Exercise instructions — Of all the lines in the records below, how many hold the word "marker"? Give the number alone.

Records supplied —
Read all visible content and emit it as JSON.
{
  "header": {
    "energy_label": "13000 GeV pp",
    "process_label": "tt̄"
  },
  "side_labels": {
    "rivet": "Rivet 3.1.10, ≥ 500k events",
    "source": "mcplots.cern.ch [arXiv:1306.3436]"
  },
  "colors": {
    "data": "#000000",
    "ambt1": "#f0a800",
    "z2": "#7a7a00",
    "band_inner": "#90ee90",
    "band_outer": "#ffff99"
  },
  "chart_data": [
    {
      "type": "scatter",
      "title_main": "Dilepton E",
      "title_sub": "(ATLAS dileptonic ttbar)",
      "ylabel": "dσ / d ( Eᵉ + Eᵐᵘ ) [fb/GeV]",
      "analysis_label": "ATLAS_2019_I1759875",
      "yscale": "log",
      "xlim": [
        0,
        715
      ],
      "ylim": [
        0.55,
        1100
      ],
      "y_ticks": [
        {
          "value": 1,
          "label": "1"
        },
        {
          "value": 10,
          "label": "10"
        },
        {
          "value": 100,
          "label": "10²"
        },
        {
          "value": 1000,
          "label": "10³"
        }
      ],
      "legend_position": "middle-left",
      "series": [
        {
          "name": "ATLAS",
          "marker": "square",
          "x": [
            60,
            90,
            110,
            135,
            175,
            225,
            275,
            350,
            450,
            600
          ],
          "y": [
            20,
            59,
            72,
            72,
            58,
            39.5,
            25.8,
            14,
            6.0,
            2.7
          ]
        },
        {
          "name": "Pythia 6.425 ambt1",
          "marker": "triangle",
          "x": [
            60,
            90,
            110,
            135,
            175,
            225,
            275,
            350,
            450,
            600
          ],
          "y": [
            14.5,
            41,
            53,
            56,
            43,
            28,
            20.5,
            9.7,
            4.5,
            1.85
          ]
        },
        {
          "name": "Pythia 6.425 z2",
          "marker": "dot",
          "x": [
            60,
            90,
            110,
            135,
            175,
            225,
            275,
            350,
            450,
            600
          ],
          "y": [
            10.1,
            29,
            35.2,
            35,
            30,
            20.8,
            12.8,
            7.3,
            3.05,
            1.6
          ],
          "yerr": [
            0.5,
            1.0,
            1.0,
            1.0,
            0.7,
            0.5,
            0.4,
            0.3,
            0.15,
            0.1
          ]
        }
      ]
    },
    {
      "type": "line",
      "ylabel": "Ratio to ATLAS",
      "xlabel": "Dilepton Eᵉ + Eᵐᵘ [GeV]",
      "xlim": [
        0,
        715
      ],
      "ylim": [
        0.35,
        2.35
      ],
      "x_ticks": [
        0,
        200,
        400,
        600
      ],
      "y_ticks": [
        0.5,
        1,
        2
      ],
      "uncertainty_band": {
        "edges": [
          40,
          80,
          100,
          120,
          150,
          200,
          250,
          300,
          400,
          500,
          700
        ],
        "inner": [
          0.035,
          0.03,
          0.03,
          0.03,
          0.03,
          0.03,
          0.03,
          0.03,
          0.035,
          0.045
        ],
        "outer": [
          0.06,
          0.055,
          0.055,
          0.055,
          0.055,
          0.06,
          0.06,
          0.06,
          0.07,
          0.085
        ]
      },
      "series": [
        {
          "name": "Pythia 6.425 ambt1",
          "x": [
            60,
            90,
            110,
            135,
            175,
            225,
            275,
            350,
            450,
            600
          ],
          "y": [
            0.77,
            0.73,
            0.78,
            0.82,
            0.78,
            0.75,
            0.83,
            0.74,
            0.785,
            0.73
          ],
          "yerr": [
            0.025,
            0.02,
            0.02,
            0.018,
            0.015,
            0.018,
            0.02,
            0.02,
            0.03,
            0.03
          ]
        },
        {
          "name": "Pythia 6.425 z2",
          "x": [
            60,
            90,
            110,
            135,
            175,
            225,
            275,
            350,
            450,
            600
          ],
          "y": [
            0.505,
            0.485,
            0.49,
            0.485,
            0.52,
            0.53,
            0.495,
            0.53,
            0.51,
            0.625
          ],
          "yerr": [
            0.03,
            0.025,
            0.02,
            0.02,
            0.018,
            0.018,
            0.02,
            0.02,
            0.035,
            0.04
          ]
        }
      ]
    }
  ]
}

Written response — 3